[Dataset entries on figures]
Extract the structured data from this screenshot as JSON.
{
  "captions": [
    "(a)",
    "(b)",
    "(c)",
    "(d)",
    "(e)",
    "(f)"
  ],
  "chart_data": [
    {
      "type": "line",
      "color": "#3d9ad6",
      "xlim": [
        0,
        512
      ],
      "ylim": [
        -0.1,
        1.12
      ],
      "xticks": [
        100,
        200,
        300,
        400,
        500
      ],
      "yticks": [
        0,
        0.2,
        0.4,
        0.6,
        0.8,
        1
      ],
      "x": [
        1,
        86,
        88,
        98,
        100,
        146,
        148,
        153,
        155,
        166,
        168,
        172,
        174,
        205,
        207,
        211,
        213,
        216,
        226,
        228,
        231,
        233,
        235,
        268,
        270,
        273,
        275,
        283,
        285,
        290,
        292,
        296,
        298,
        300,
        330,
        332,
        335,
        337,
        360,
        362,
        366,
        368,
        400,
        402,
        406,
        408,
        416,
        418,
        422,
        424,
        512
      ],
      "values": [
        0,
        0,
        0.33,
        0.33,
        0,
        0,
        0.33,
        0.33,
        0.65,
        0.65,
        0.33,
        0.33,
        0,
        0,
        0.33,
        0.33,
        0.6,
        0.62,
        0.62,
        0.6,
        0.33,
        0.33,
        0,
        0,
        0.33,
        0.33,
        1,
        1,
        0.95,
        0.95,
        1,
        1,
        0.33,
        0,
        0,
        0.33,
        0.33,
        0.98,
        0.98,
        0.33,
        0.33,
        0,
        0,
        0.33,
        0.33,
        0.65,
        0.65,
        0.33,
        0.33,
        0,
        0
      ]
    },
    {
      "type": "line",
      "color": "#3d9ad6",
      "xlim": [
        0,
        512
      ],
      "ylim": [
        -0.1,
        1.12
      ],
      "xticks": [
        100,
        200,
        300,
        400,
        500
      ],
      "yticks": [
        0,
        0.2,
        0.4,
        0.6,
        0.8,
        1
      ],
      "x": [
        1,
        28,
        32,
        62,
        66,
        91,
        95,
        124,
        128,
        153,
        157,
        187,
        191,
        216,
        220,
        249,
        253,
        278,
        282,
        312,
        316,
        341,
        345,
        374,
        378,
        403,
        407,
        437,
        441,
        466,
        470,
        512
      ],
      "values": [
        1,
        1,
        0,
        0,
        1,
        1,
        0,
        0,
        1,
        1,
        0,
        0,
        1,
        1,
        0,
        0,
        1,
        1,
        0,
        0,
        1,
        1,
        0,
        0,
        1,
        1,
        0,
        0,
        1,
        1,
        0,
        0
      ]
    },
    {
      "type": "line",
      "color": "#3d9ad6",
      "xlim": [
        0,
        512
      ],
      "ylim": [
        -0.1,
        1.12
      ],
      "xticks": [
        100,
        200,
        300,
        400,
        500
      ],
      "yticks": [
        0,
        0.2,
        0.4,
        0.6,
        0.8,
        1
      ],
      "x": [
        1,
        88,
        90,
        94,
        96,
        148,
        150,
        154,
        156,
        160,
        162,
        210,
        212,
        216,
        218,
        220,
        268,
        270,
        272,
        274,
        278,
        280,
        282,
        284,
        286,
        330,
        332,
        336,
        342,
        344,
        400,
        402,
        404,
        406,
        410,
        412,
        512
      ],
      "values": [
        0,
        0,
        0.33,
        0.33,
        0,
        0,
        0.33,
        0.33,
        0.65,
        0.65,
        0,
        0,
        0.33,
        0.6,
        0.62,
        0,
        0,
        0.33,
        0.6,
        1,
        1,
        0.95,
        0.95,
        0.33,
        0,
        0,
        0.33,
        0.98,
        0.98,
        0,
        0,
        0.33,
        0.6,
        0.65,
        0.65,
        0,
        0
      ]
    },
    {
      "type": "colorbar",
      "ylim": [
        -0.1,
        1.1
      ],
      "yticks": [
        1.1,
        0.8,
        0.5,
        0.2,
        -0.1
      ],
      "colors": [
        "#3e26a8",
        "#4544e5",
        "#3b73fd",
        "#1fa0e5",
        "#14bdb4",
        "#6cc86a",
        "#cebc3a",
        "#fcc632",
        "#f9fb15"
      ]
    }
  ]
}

→ Exercise goal
Can you reproduce all the material exactly?

→ Solution
Extract the structured data from this screenshot as JSON.
{
  "captions": [
    "(a)",
    "(b)",
    "(c)",
    "(d)",
    "(e)",
    "(f)"
  ],
  "chart_data": [
    {
      "type": "line",
      "color": "#3d9ad6",
      "xlim": [
        0,
        512
      ],
      "ylim": [
        -0.1,
        1.12
      ],
      "xticks": [
        100,
        200,
        300,
        400,
        500
      ],
      "yticks": [
        0,
        0.2,
        0.4,
        0.6,
        0.8,
        1
      ],
      "x": [
        1,
        86,
        88,
        98,
        100,
        146,
        148,
        153,
        155,
        166,
        168,
        172,
        174,
        205,
        207,
        211,
        213,
        216,
        226,
        228,
        231,
        233,
        235,
        268,
        270,
        273,
        275,
        283,
        285,
        290,
        292,
        296,
        298,
        300,
        330,
        332,
        335,
        337,
        360,
        362,
        366,
        368,
        400,
        402,
        406,
        408,
        416,
        418,
        422,
        424,
        512
      ],
      "values": [
        0,
        0,
        0.33,
        0.33,
        0,
        0,
        0.33,
        0.33,
        0.65,
        0.65,
        0.33,
        0.33,
        0,
        0,
        0.33,
        0.33,
        0.6,
        0.62,
        0.62,
        0.6,
        0.33,
        0.33,
        0,
        0,
        0.33,
        0.33,
        1,
        1,
        0.95,
        0.95,
        1,
        1,
        0.33,
        0,
        0,
        0.33,
        0.33,
        0.98,
        0.98,
        0.33,
        0.33,
        0,
        0,
        0.33,
        0.33,
        0.65,
        0.65,
        0.33,
        0.33,
        0,
        0
      ]
    },
    {
      "type": "line",
      "color": "#3d9ad6",
      "xlim": [
        0,
        512
      ],
      "ylim": [
        -0.1,
        1.12
      ],
      "xticks": [
        100,
        200,
        300,
        400,
        500
      ],
      "yticks": [
        0,
        0.2,
        0.4,
        0.6,
        0.8,
        1
      ],
      "x": [
        1,
        28,
        32,
        62,
        66,
        91,
        95,
        124,
        128,
        153,
        157,
        187,
        191,
        216,
        220,
        249,
        253,
        278,
        282,
        312,
        316,
        341,
        345,
        374,
        378,
        403,
        407,
        437,
        441,
        466,
        470,
        512
      ],
      "values": [
        1,
        1,
        0,
        0,
        1,
        1,
        0,
        0,
        1,
        1,
        0,
        0,
        1,
        1,
        0,
        0,
        1,
        1,
        0,
        0,
        1,
        1,
        0,
        0,
        1,
        1,
        0,
        0,
        1,
        1,
        0,
        0
      ]
    },
    {
      "type": "line",
      "color": "#3d9ad6",
      "xlim": [
        0,
        512
      ],
      "ylim": [
        -0.1,
        1.12
      ],
      "xticks": [
        100,
        200,
        300,
        400,
        500
      ],
      "yticks": [
        0,
        0.2,
        0.4,
        0.6,
        0.8,
        1
      ],
      "x": [
        1,
        88,
        90,
        94,
        96,
        148,
        150,
        154,
        156,
        160,
        162,
        210,
        212,
        216,
        218,
        220,
        268,
        270,
        272,
        274,
        278,
        280,
        282,
        284,
        286,
        330,
        332,
        336,
        342,
        344,
        400,
        402,
        404,
        406,
        410,
        412,
        512
      ],
      "values": [
        0,
        0,
        0.33,
        0.33,
        0,
        0,
        0.33,
        0.33,
        0.65,
        0.65,
        0,
        0,
        0.33,
        0.6,
        0.62,
        0,
        0,
        0.33,
        0.6,
        1,
        1,
        0.95,
        0.95,
        0.33,
        0,
        0,
        0.33,
        0.98,
        0.98,
        0,
        0,
        0.33,
        0.6,
        0.65,
        0.65,
        0,
        0
      ]
    },
    {
      "type": "colorbar",
      "ylim": [
        -0.1,
        1.1
      ],
      "yticks": [
        1.1,
        0.8,
        0.5,
        0.2,
        -0.1
      ],
      "colors": [
        "#3e26a8",
        "#4544e5",
        "#3b73fd",
        "#1fa0e5",
        "#14bdb4",
        "#6cc86a",
        "#cebc3a",
        "#fcc632",
        "#f9fb15"
      ]
    }
  ]
}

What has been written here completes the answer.